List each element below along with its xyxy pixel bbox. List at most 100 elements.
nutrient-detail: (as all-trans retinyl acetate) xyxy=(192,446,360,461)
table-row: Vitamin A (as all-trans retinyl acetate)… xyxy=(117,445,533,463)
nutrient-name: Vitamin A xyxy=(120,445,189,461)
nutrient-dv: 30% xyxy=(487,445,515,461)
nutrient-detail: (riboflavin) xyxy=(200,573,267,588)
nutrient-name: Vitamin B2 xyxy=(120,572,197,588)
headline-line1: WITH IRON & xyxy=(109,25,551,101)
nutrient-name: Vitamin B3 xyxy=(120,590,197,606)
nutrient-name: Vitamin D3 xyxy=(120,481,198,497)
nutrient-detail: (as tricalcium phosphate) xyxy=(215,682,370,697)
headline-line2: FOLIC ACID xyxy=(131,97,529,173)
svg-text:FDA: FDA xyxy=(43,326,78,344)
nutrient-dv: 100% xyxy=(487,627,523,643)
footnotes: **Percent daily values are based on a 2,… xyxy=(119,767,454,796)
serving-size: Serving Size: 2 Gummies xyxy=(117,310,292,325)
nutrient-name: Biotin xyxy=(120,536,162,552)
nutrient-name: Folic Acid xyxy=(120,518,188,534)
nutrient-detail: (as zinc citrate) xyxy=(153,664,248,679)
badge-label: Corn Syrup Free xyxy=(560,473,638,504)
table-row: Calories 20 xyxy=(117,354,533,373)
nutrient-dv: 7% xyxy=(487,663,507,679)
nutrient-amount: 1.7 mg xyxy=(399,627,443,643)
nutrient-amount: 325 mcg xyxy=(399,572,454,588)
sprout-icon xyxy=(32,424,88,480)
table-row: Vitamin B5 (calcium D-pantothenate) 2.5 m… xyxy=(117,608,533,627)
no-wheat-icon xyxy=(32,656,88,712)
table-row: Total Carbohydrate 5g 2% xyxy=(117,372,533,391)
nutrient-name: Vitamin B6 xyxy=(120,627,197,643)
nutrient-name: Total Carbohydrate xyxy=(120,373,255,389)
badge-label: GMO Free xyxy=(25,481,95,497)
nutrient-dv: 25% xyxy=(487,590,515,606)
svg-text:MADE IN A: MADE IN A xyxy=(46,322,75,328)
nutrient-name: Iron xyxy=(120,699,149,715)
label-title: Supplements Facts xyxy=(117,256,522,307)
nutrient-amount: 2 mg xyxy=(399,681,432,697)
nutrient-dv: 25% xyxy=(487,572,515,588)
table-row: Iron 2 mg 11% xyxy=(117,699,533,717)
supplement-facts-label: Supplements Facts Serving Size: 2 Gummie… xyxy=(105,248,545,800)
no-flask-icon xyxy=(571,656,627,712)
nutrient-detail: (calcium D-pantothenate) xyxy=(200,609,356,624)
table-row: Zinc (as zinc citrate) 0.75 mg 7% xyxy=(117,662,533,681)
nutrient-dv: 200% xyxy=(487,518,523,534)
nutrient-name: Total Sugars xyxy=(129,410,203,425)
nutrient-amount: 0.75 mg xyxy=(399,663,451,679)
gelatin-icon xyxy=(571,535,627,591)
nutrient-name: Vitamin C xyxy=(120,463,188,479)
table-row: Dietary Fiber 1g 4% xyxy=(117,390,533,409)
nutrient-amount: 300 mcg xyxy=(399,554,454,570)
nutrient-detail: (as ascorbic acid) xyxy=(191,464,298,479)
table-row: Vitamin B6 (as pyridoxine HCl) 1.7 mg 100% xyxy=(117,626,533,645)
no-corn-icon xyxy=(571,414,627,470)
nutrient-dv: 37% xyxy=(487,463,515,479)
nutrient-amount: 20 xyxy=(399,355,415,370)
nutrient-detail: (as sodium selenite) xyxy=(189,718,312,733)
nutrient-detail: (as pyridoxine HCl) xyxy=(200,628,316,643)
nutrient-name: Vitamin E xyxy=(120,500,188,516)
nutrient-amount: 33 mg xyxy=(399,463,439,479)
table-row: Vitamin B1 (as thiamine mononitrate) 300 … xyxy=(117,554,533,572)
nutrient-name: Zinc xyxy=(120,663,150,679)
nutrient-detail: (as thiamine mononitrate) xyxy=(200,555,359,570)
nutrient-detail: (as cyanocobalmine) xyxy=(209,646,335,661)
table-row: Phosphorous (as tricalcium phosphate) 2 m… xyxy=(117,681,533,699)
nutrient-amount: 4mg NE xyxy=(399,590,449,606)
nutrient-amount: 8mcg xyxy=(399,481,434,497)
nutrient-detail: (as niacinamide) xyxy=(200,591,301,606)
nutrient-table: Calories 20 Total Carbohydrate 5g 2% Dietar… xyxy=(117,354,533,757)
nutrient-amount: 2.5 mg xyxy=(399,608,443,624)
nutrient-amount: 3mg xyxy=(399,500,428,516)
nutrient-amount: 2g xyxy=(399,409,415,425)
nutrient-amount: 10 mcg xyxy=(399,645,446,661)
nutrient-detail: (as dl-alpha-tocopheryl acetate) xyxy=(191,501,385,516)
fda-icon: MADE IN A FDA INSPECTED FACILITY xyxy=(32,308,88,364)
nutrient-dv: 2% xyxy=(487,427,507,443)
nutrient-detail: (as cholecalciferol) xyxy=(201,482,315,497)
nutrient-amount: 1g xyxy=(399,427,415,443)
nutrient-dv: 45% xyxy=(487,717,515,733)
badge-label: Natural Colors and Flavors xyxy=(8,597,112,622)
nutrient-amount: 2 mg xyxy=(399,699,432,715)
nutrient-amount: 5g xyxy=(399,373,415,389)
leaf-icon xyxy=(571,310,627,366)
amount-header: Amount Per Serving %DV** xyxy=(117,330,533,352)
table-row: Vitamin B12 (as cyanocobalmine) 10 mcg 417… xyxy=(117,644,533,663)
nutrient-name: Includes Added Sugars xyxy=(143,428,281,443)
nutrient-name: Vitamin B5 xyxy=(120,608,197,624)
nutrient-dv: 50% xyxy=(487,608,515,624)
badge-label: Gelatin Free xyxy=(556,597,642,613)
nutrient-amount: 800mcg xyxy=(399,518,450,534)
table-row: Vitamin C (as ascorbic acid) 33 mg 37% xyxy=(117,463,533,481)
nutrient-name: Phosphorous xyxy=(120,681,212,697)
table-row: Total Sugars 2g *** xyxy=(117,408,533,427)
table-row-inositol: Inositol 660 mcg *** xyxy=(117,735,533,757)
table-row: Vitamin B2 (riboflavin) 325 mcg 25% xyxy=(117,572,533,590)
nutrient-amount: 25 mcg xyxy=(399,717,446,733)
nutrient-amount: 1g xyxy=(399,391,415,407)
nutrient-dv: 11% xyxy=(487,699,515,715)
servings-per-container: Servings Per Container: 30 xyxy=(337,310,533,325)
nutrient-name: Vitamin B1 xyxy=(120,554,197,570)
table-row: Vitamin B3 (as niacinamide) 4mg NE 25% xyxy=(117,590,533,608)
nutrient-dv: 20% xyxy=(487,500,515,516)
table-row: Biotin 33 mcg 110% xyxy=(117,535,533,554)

### TASK INSTRUCTIONS
State how many lines of the material above contain the string "tricalcium", giving the number alone.

### SOLUTION TO THIS EXERCISE
2